> **The task**
Reproduce the records. Keep every word exact and include no images.

> **Data excerpts**
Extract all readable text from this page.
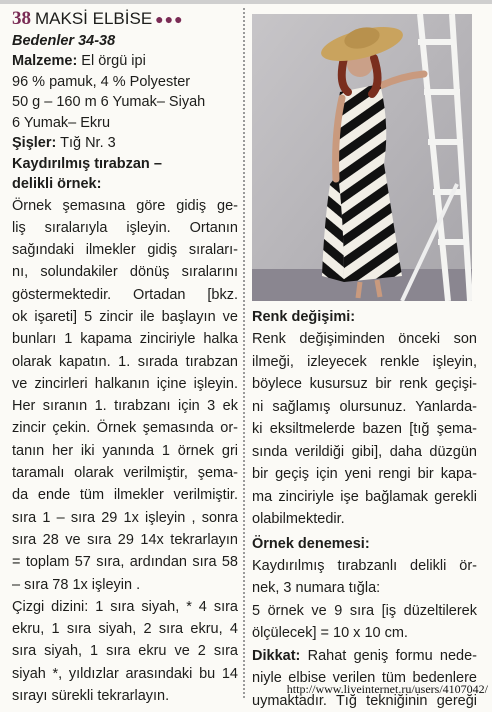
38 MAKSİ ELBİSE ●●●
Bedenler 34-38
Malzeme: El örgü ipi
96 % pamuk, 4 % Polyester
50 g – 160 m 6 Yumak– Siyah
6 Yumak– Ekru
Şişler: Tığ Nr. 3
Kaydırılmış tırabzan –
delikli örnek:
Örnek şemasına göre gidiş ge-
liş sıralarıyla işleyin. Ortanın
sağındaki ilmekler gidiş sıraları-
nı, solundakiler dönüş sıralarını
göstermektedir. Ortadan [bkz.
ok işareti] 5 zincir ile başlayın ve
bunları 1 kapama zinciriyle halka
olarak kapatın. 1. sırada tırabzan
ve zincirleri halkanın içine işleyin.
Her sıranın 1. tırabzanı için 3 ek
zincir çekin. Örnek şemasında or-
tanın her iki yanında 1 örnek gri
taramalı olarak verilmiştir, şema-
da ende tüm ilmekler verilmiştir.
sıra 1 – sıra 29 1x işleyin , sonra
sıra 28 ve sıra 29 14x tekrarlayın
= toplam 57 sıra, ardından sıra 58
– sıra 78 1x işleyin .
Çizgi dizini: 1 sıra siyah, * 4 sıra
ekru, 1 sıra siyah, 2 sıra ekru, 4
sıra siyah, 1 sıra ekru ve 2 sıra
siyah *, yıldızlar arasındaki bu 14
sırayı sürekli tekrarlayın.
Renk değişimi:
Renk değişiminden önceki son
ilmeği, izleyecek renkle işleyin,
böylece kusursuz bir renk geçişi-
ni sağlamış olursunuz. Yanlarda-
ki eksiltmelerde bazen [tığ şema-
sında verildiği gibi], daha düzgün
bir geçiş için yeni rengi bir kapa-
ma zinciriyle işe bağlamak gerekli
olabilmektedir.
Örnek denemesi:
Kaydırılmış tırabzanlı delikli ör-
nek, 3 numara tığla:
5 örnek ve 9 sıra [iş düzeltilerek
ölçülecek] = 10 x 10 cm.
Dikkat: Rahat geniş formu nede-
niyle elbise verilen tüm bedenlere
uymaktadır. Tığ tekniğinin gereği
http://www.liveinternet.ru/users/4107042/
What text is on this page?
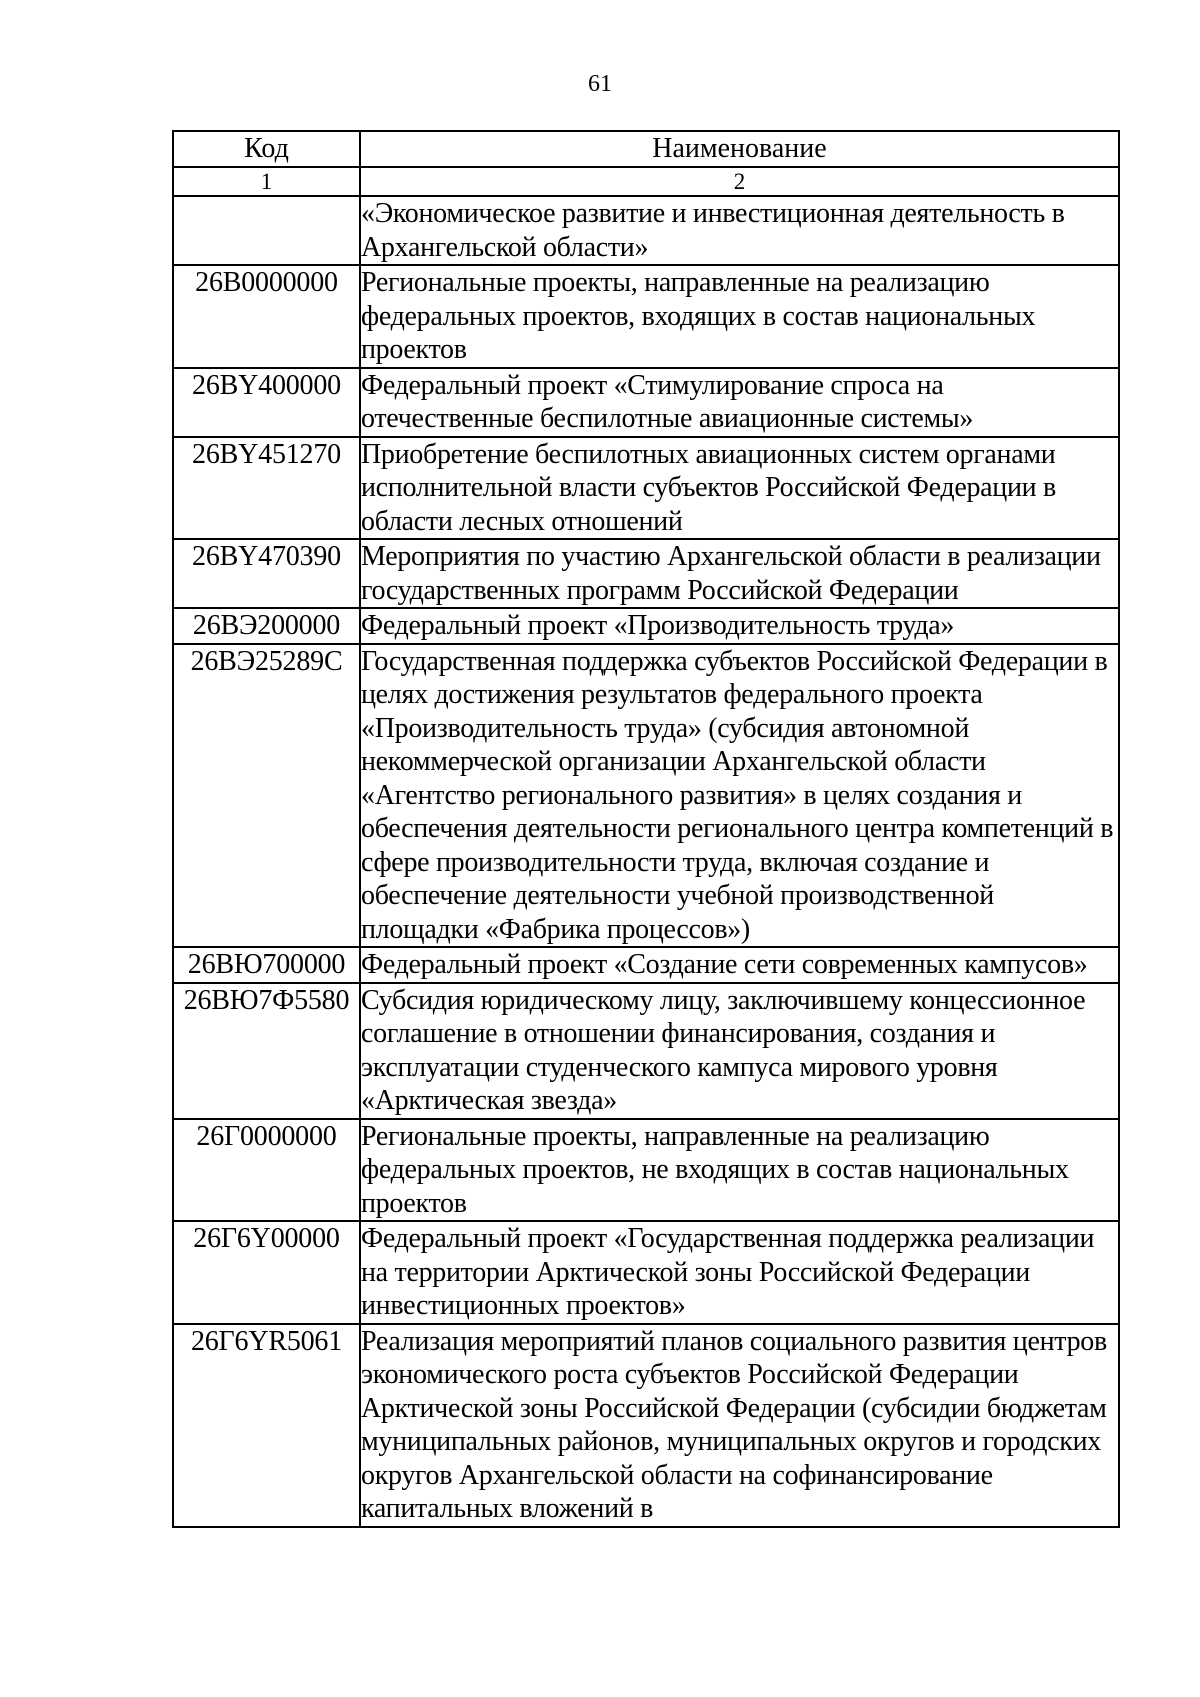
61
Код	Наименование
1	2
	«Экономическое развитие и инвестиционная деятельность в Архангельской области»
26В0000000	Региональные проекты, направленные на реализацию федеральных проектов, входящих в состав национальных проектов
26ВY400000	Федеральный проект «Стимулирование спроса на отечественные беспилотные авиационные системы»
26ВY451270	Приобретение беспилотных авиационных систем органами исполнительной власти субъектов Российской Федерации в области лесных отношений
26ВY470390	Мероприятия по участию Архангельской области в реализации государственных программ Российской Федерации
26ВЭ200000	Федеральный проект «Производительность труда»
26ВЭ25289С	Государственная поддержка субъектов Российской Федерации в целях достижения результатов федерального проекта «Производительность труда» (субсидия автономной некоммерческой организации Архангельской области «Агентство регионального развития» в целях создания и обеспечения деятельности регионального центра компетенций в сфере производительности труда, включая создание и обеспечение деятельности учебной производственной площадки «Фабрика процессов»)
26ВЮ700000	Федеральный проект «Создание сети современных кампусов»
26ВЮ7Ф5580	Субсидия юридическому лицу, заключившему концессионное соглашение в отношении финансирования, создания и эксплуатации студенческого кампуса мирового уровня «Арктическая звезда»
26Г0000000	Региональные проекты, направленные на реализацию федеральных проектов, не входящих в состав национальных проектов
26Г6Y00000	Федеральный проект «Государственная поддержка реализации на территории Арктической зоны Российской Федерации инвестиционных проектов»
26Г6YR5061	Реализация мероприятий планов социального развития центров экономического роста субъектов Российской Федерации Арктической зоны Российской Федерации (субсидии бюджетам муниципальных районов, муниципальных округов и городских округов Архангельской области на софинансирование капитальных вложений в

> **Completed task**
Extract all readable text from this page.
38 MAKSİ ELBİSE ●●●
Bedenler 34-38
Malzeme: El örgü ipi
96 % pamuk, 4 % Polyester
50 g – 160 m 6 Yumak– Siyah
6 Yumak– Ekru
Şişler: Tığ Nr. 3
Kaydırılmış tırabzan –
delikli örnek:
Örnek şemasına göre gidiş ge-
liş sıralarıyla işleyin. Ortanın
sağındaki ilmekler gidiş sıraları-
nı, solundakiler dönüş sıralarını
göstermektedir. Ortadan [bkz.
ok işareti] 5 zincir ile başlayın ve
bunları 1 kapama zinciriyle halka
olarak kapatın. 1. sırada tırabzan
ve zincirleri halkanın içine işleyin.
Her sıranın 1. tırabzanı için 3 ek
zincir çekin. Örnek şemasında or-
tanın her iki yanında 1 örnek gri
taramalı olarak verilmiştir, şema-
da ende tüm ilmekler verilmiştir.
sıra 1 – sıra 29 1x işleyin , sonra
sıra 28 ve sıra 29 14x tekrarlayın
= toplam 57 sıra, ardından sıra 58
– sıra 78 1x işleyin .
Çizgi dizini: 1 sıra siyah, * 4 sıra
ekru, 1 sıra siyah, 2 sıra ekru, 4
sıra siyah, 1 sıra ekru ve 2 sıra
siyah *, yıldızlar arasındaki bu 14
sırayı sürekli tekrarlayın.
Renk değişimi:
Renk değişiminden önceki son
ilmeği, izleyecek renkle işleyin,
böylece kusursuz bir renk geçişi-
ni sağlamış olursunuz. Yanlarda-
ki eksiltmelerde bazen [tığ şema-
sında verildiği gibi], daha düzgün
bir geçiş için yeni rengi bir kapa-
ma zinciriyle işe bağlamak gerekli
olabilmektedir.
Örnek denemesi:
Kaydırılmış tırabzanlı delikli ör-
nek, 3 numara tığla:
5 örnek ve 9 sıra [iş düzeltilerek
ölçülecek] = 10 x 10 cm.
Dikkat: Rahat geniş formu nede-
niyle elbise verilen tüm bedenlere
uymaktadır. Tığ tekniğinin gereği
http://www.liveinternet.ru/users/4107042/
What text is on this page?
61
Код	Наименование
1	2
	«Экономическое развитие и инвестиционная деятельность в Архангельской области»
26В0000000	Региональные проекты, направленные на реализацию федеральных проектов, входящих в состав национальных проектов
26ВY400000	Федеральный проект «Стимулирование спроса на отечественные беспилотные авиационные системы»
26ВY451270	Приобретение беспилотных авиационных систем органами исполнительной власти субъектов Российской Федерации в области лесных отношений
26ВY470390	Мероприятия по участию Архангельской области в реализации государственных программ Российской Федерации
26ВЭ200000	Федеральный проект «Производительность труда»
26ВЭ25289С	Государственная поддержка субъектов Российской Федерации в целях достижения результатов федерального проекта «Производительность труда» (субсидия автономной некоммерческой организации Архангельской области «Агентство регионального развития» в целях создания и обеспечения деятельности регионального центра компетенций в сфере производительности труда, включая создание и обеспечение деятельности учебной производственной площадки «Фабрика процессов»)
26ВЮ700000	Федеральный проект «Создание сети современных кампусов»
26ВЮ7Ф5580	Субсидия юридическому лицу, заключившему концессионное соглашение в отношении финансирования, создания и эксплуатации студенческого кампуса мирового уровня «Арктическая звезда»
26Г0000000	Региональные проекты, направленные на реализацию федеральных проектов, не входящих в состав национальных проектов
26Г6Y00000	Федеральный проект «Государственная поддержка реализации на территории Арктической зоны Российской Федерации инвестиционных проектов»
26Г6YR5061	Реализация мероприятий планов социального развития центров экономического роста субъектов Российской Федерации Арктической зоны Российской Федерации (субсидии бюджетам муниципальных районов, муниципальных округов и городских округов Архангельской области на софинансирование капитальных вложений в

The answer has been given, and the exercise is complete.